YOUR TASK
Leaving out all images, write out the records that follow exactly.

DATA TO PROCESS
┌──

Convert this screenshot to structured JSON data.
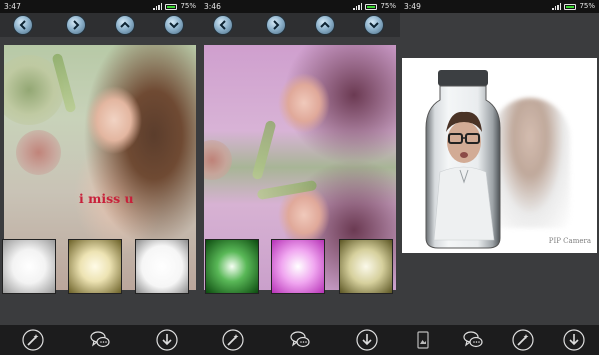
{
  "screens": [
    {
      "status": {
        "time": "3:47",
        "battery": "75%"
      },
      "caption": "i miss u",
      "toolbar_icons": [
        "arrow-left-icon",
        "arrow-right-icon",
        "arrow-up-icon",
        "arrow-down-icon"
      ],
      "thumbnails": [
        "white-vignette",
        "gold-vignette",
        "white-vignette"
      ],
      "bottom_icons": [
        "magic-wand-icon",
        "chat-bubbles-icon",
        "download-icon"
      ]
    },
    {
      "status": {
        "time": "3:46",
        "battery": "75%"
      },
      "toolbar_icons": [
        "arrow-left-icon",
        "arrow-right-icon",
        "arrow-up-icon",
        "arrow-down-icon"
      ],
      "thumbnails": [
        "green-vignette",
        "pink-vignette",
        "olive-vignette"
      ],
      "bottom_icons": [
        "magic-wand-icon",
        "chat-bubbles-icon",
        "download-icon"
      ]
    },
    {
      "status": {
        "time": "3:49",
        "battery": "75%"
      },
      "watermark": "PIP Camera",
      "bottom_icons": [
        "gallery-icon",
        "chat-bubbles-icon",
        "magic-wand-icon",
        "download-icon"
      ]
    }
  ],
  "colors": {
    "caption": "#c8203a",
    "battery": "#38d430",
    "toolbar": "#2e2f31",
    "bottom_bar": "#1c1c1d"
  }
}
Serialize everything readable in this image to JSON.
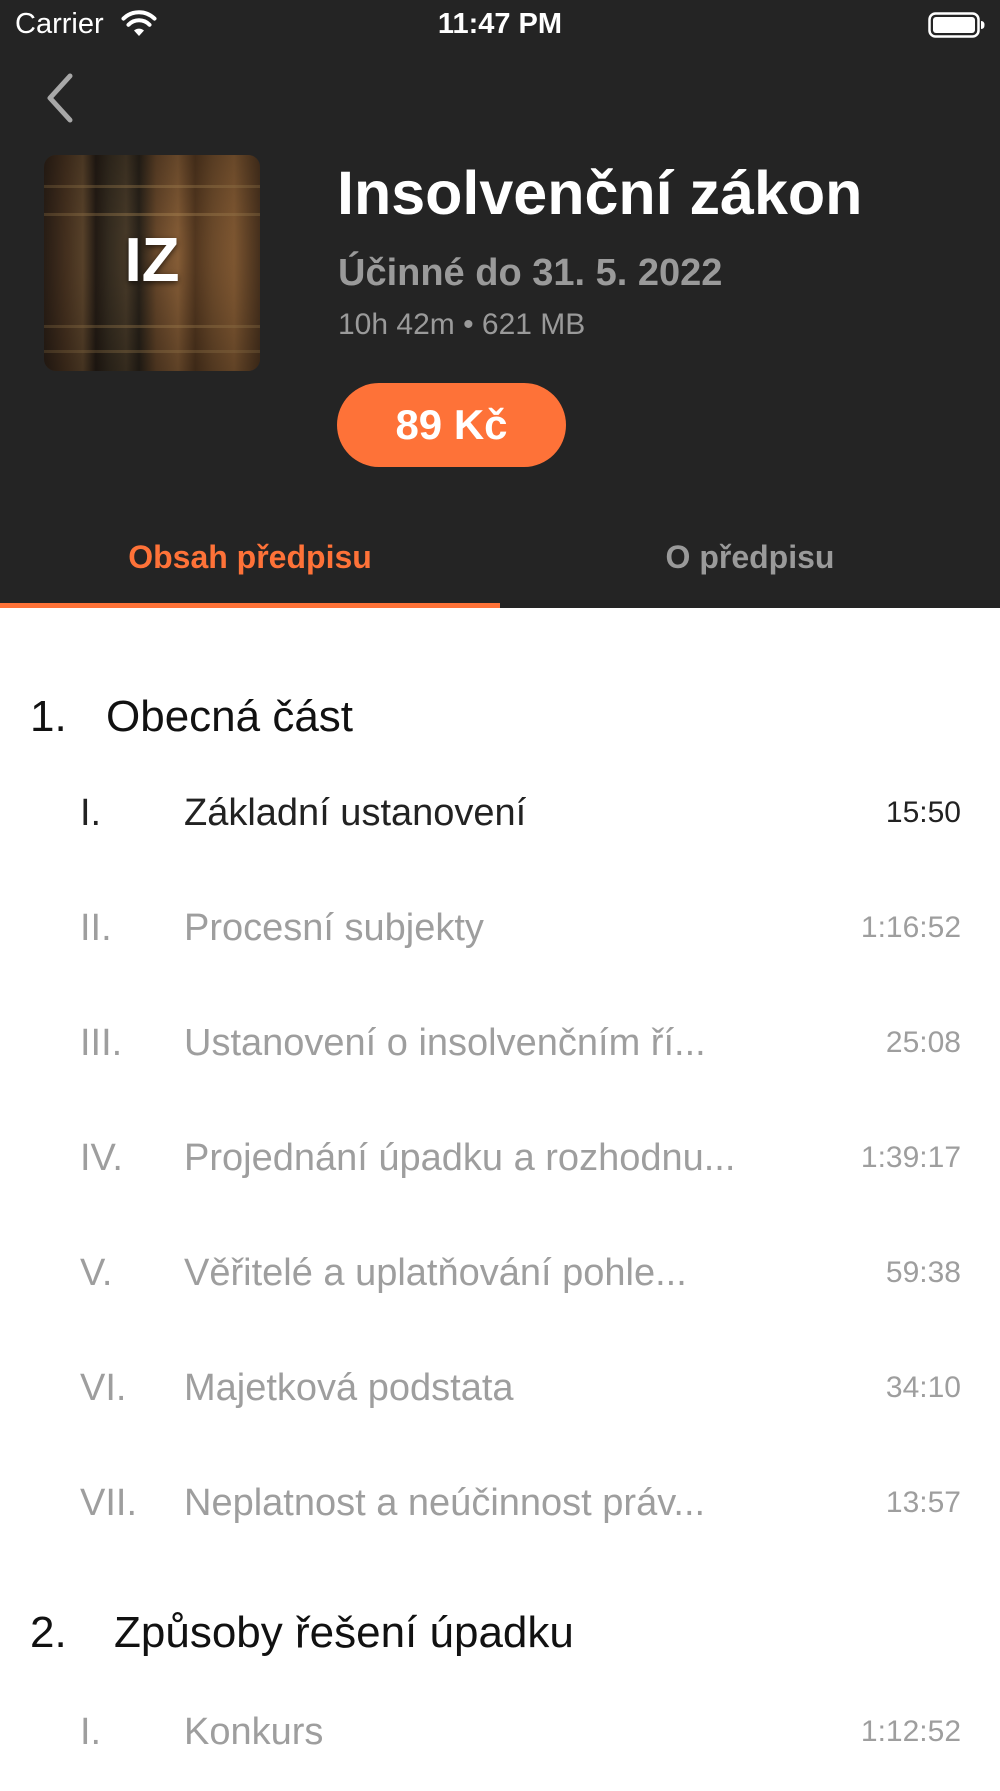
{
  "status_bar": {
    "carrier": "Carrier",
    "time": "11:47 PM"
  },
  "book": {
    "cover_initials": "IZ",
    "title": "Insolvenční zákon",
    "validity": "Účinné do 31. 5. 2022",
    "meta": "10h 42m • 621 MB",
    "price": "89 Kč"
  },
  "tabs": [
    {
      "label": "Obsah předpisu",
      "selected": true
    },
    {
      "label": "O předpisu",
      "selected": false
    }
  ],
  "sections": [
    {
      "number": "1.",
      "title": "Obecná část",
      "chapters": [
        {
          "number": "I.",
          "title": "Základní ustanovení",
          "duration": "15:50",
          "active": true
        },
        {
          "number": "II.",
          "title": "Procesní subjekty",
          "duration": "1:16:52",
          "active": false
        },
        {
          "number": "III.",
          "title": "Ustanovení o insolvenčním ří...",
          "duration": "25:08",
          "active": false
        },
        {
          "number": "IV.",
          "title": "Projednání úpadku a rozhodnu...",
          "duration": "1:39:17",
          "active": false
        },
        {
          "number": "V.",
          "title": "Věřitelé a uplatňování pohle...",
          "duration": "59:38",
          "active": false
        },
        {
          "number": "VI.",
          "title": "Majetková podstata",
          "duration": "34:10",
          "active": false
        },
        {
          "number": "VII.",
          "title": "Neplatnost a neúčinnost práv...",
          "duration": "13:57",
          "active": false
        }
      ]
    },
    {
      "number": "2.",
      "title": "Způsoby řešení úpadku",
      "chapters": [
        {
          "number": "I.",
          "title": "Konkurs",
          "duration": "1:12:52",
          "active": false
        }
      ]
    }
  ],
  "colors": {
    "accent": "#fe7238",
    "header_background": "#242424",
    "muted_text": "#9e9e9e"
  },
  "icons": {
    "back": "chevron-left-icon",
    "wifi": "wifi-icon",
    "battery": "battery-icon"
  }
}
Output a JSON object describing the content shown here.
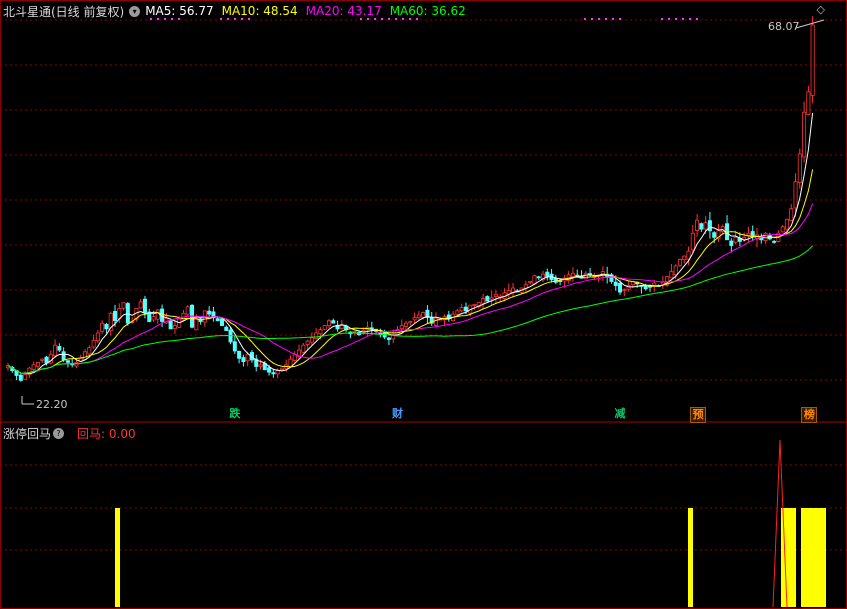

└──

EXERCISE ANSWER
Convert this screenshot to structured JSON data.
{
  "screens": [
    {
      "status": {
        "time": "3:47",
        "battery": "75%"
      },
      "caption": "i miss u",
      "toolbar_icons": [
        "arrow-left-icon",
        "arrow-right-icon",
        "arrow-up-icon",
        "arrow-down-icon"
      ],
      "thumbnails": [
        "white-vignette",
        "gold-vignette",
        "white-vignette"
      ],
      "bottom_icons": [
        "magic-wand-icon",
        "chat-bubbles-icon",
        "download-icon"
      ]
    },
    {
      "status": {
        "time": "3:46",
        "battery": "75%"
      },
      "toolbar_icons": [
        "arrow-left-icon",
        "arrow-right-icon",
        "arrow-up-icon",
        "arrow-down-icon"
      ],
      "thumbnails": [
        "green-vignette",
        "pink-vignette",
        "olive-vignette"
      ],
      "bottom_icons": [
        "magic-wand-icon",
        "chat-bubbles-icon",
        "download-icon"
      ]
    },
    {
      "status": {
        "time": "3:49",
        "battery": "75%"
      },
      "watermark": "PIP Camera",
      "bottom_icons": [
        "gallery-icon",
        "chat-bubbles-icon",
        "magic-wand-icon",
        "download-icon"
      ]
    }
  ],
  "colors": {
    "caption": "#c8203a",
    "battery": "#38d430",
    "toolbar": "#2e2f31",
    "bottom_bar": "#1c1c1d"
  }
}
Serialize everything readable in this image to JSON.
{
  "status_bar": {
    "carrier": "Carrier",
    "time": "11:47 PM"
  },
  "book": {
    "cover_initials": "IZ",
    "title": "Insolvenční zákon",
    "validity": "Účinné do 31. 5. 2022",
    "meta": "10h 42m • 621 MB",
    "price": "89 Kč"
  },
  "tabs": [
    {
      "label": "Obsah předpisu",
      "selected": true
    },
    {
      "label": "O předpisu",
      "selected": false
    }
  ],
  "sections": [
    {
      "number": "1.",
      "title": "Obecná část",
      "chapters": [
        {
          "number": "I.",
          "title": "Základní ustanovení",
          "duration": "15:50",
          "active": true
        },
        {
          "number": "II.",
          "title": "Procesní subjekty",
          "duration": "1:16:52",
          "active": false
        },
        {
          "number": "III.",
          "title": "Ustanovení o insolvenčním ří...",
          "duration": "25:08",
          "active": false
        },
        {
          "number": "IV.",
          "title": "Projednání úpadku a rozhodnu...",
          "duration": "1:39:17",
          "active": false
        },
        {
          "number": "V.",
          "title": "Věřitelé a uplatňování pohle...",
          "duration": "59:38",
          "active": false
        },
        {
          "number": "VI.",
          "title": "Majetková podstata",
          "duration": "34:10",
          "active": false
        },
        {
          "number": "VII.",
          "title": "Neplatnost a neúčinnost práv...",
          "duration": "13:57",
          "active": false
        }
      ]
    },
    {
      "number": "2.",
      "title": "Způsoby řešení úpadku",
      "chapters": [
        {
          "number": "I.",
          "title": "Konkurs",
          "duration": "1:12:52",
          "active": false
        }
      ]
    }
  ],
  "colors": {
    "accent": "#fe7238",
    "header_background": "#242424",
    "muted_text": "#9e9e9e"
  },
  "icons": {
    "back": "chevron-left-icon",
    "wifi": "wifi-icon",
    "battery": "battery-icon"
  }
}
Output a JSON object describing the content shown here.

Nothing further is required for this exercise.